Given task:
Leave out the pictures and copy everything else in the entries exactly.

***** Entries provided

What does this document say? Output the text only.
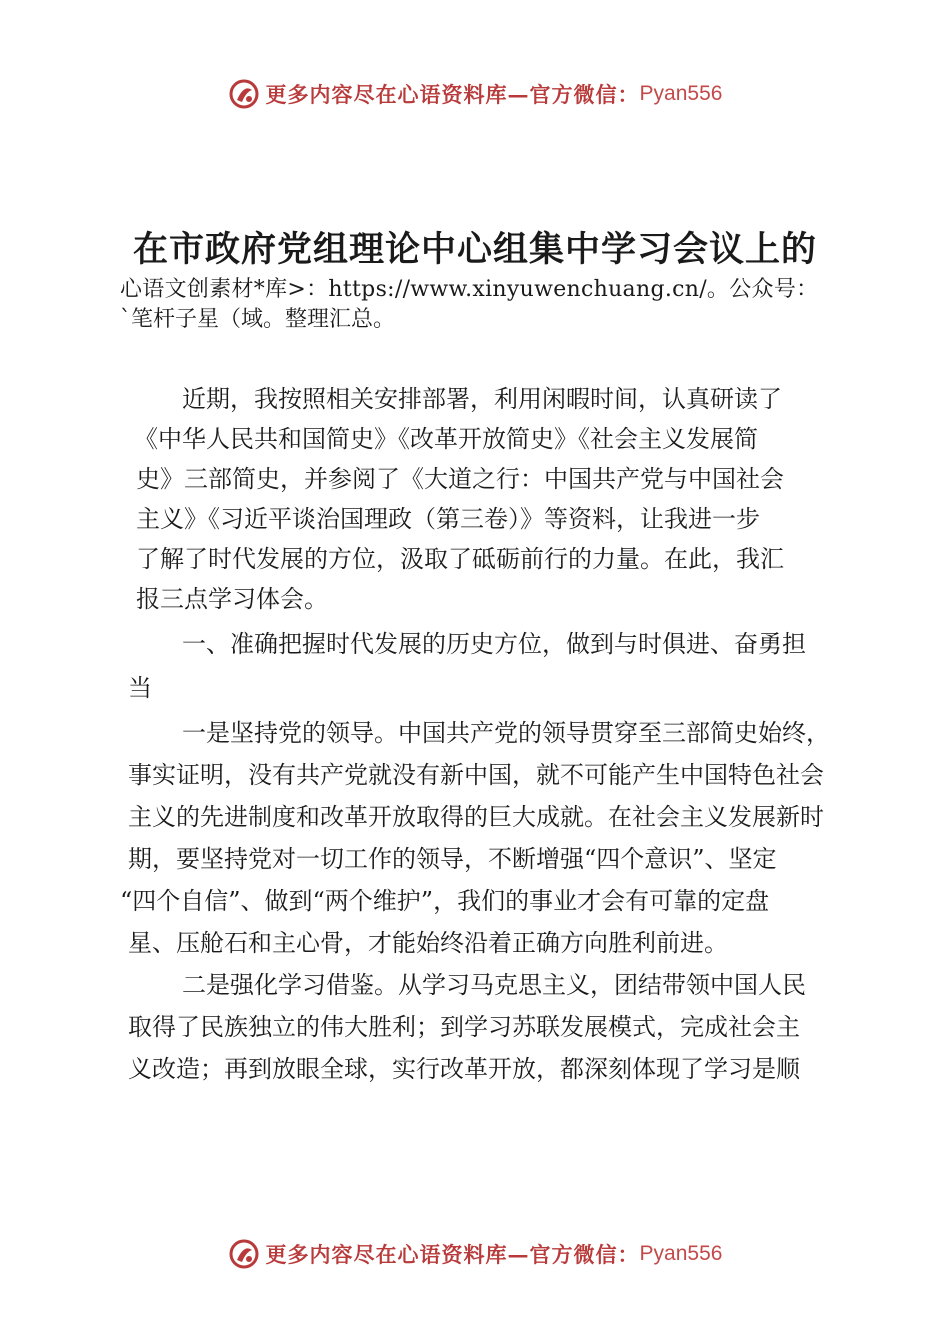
更多内容尽在心语资料库—官方微信： Pyan556
在市政府党组理论中心组集中学习会议上的
心语文创素材*库>：https://www.xinyuwenchuang.cn/。公众号：
`笔杆子星（域。整理汇总。
近期，我按照相关安排部署，利用闲暇时间，认真研读了
《中华人民共和国简史》《改革开放简史》《社会主义发展简
史》三部简史，并参阅了《大道之行：中国共产党与中国社会
主义》《习近平谈治国理政（第三卷）》等资料，让我进一步
了解了时代发展的方位，汲取了砥砺前行的力量。在此，我汇
报三点学习体会。
一、准确把握时代发展的历史方位，做到与时俱进、奋勇担
当
一是坚持党的领导。中国共产党的领导贯穿至三部简史始终，
事实证明，没有共产党就没有新中国，就不可能产生中国特色社会
主义的先进制度和改革开放取得的巨大成就。在社会主义发展新时
期，要坚持党对一切工作的领导，不断增强“四个意识”、坚定
“四个自信”、做到“两个维护”，我们的事业才会有可靠的定盘
星、压舱石和主心骨，才能始终沿着正确方向胜利前进。
二是强化学习借鉴。从学习马克思主义，团结带领中国人民
取得了民族独立的伟大胜利；到学习苏联发展模式，完成社会主
义改造；再到放眼全球，实行改革开放，都深刻体现了学习是顺
更多内容尽在心语资料库—官方微信： Pyan556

**********

Reply:
What does this document say? Output the text only.
更多内容尽在心语资料库—官方微信： Pyan556
在市政府党组理论中心组集中学习会议上的
心语文创素材*库>：https://www.xinyuwenchuang.cn/。公众号：
`笔杆子星（域。整理汇总。
近期，我按照相关安排部署，利用闲暇时间，认真研读了
《中华人民共和国简史》《改革开放简史》《社会主义发展简
史》三部简史，并参阅了《大道之行：中国共产党与中国社会
主义》《习近平谈治国理政（第三卷）》等资料，让我进一步
了解了时代发展的方位，汲取了砥砺前行的力量。在此，我汇
报三点学习体会。
一、准确把握时代发展的历史方位，做到与时俱进、奋勇担
当
一是坚持党的领导。中国共产党的领导贯穿至三部简史始终，
事实证明，没有共产党就没有新中国，就不可能产生中国特色社会
主义的先进制度和改革开放取得的巨大成就。在社会主义发展新时
期，要坚持党对一切工作的领导，不断增强“四个意识”、坚定
“四个自信”、做到“两个维护”，我们的事业才会有可靠的定盘
星、压舱石和主心骨，才能始终沿着正确方向胜利前进。
二是强化学习借鉴。从学习马克思主义，团结带领中国人民
取得了民族独立的伟大胜利；到学习苏联发展模式，完成社会主
义改造；再到放眼全球，实行改革开放，都深刻体现了学习是顺
更多内容尽在心语资料库—官方微信： Pyan556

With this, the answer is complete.